• What you have to do: Reproduce the listing exactly, with no pictures in your copy.

════

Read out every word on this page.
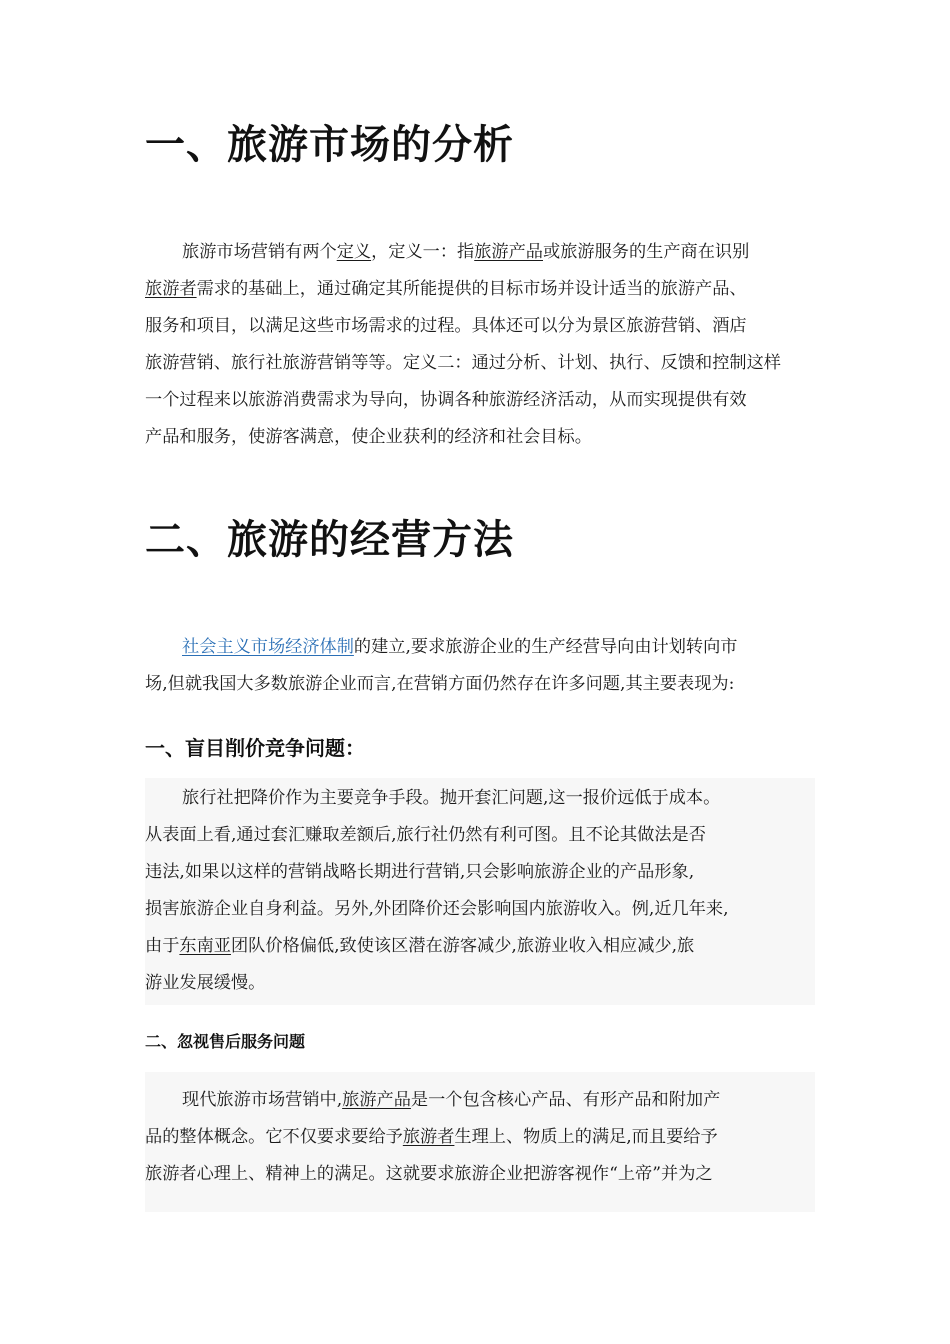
一、旅游市场的分析
旅游市场营销有两个定义，定义一：指旅游产品或旅游服务的生产商在识别
旅游者需求的基础上，通过确定其所能提供的目标市场并设计适当的旅游产品、
服务和项目，以满足这些市场需求的过程。具体还可以分为景区旅游营销、酒店
旅游营销、旅行社旅游营销等等。定义二：通过分析、计划、执行、反馈和控制这样
一个过程来以旅游消费需求为导向，协调各种旅游经济活动，从而实现提供有效
产品和服务，使游客满意，使企业获利的经济和社会目标。
二、旅游的经营方法
社会主义市场经济体制的建立,要求旅游企业的生产经营导向由计划转向市
场,但就我国大多数旅游企业而言,在营销方面仍然存在许多问题,其主要表现为:
一、盲目削价竞争问题：
旅行社把降价作为主要竞争手段。抛开套汇问题,这一报价远低于成本。
从表面上看,通过套汇赚取差额后,旅行社仍然有利可图。且不论其做法是否
违法,如果以这样的营销战略长期进行营销,只会影响旅游企业的产品形象,
损害旅游企业自身利益。另外,外团降价还会影响国内旅游收入。例,近几年来,
由于东南亚团队价格偏低,致使该区潜在游客减少,旅游业收入相应减少,旅
游业发展缓慢。
二、忽视售后服务问题
现代旅游市场营销中,旅游产品是一个包含核心产品、有形产品和附加产
品的整体概念。它不仅要求要给予旅游者生理上、物质上的满足,而且要给予
旅游者心理上、精神上的满足。这就要求旅游企业把游客视作“上帝”并为之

════

• Completed exercise:
Read out every word on this page.
一、旅游市场的分析
旅游市场营销有两个定义，定义一：指旅游产品或旅游服务的生产商在识别
旅游者需求的基础上，通过确定其所能提供的目标市场并设计适当的旅游产品、
服务和项目，以满足这些市场需求的过程。具体还可以分为景区旅游营销、酒店
旅游营销、旅行社旅游营销等等。定义二：通过分析、计划、执行、反馈和控制这样
一个过程来以旅游消费需求为导向，协调各种旅游经济活动，从而实现提供有效
产品和服务，使游客满意，使企业获利的经济和社会目标。
二、旅游的经营方法
社会主义市场经济体制的建立,要求旅游企业的生产经营导向由计划转向市
场,但就我国大多数旅游企业而言,在营销方面仍然存在许多问题,其主要表现为:
一、盲目削价竞争问题：
旅行社把降价作为主要竞争手段。抛开套汇问题,这一报价远低于成本。
从表面上看,通过套汇赚取差额后,旅行社仍然有利可图。且不论其做法是否
违法,如果以这样的营销战略长期进行营销,只会影响旅游企业的产品形象,
损害旅游企业自身利益。另外,外团降价还会影响国内旅游收入。例,近几年来,
由于东南亚团队价格偏低,致使该区潜在游客减少,旅游业收入相应减少,旅
游业发展缓慢。
二、忽视售后服务问题
现代旅游市场营销中,旅游产品是一个包含核心产品、有形产品和附加产
品的整体概念。它不仅要求要给予旅游者生理上、物质上的满足,而且要给予
旅游者心理上、精神上的满足。这就要求旅游企业把游客视作“上帝”并为之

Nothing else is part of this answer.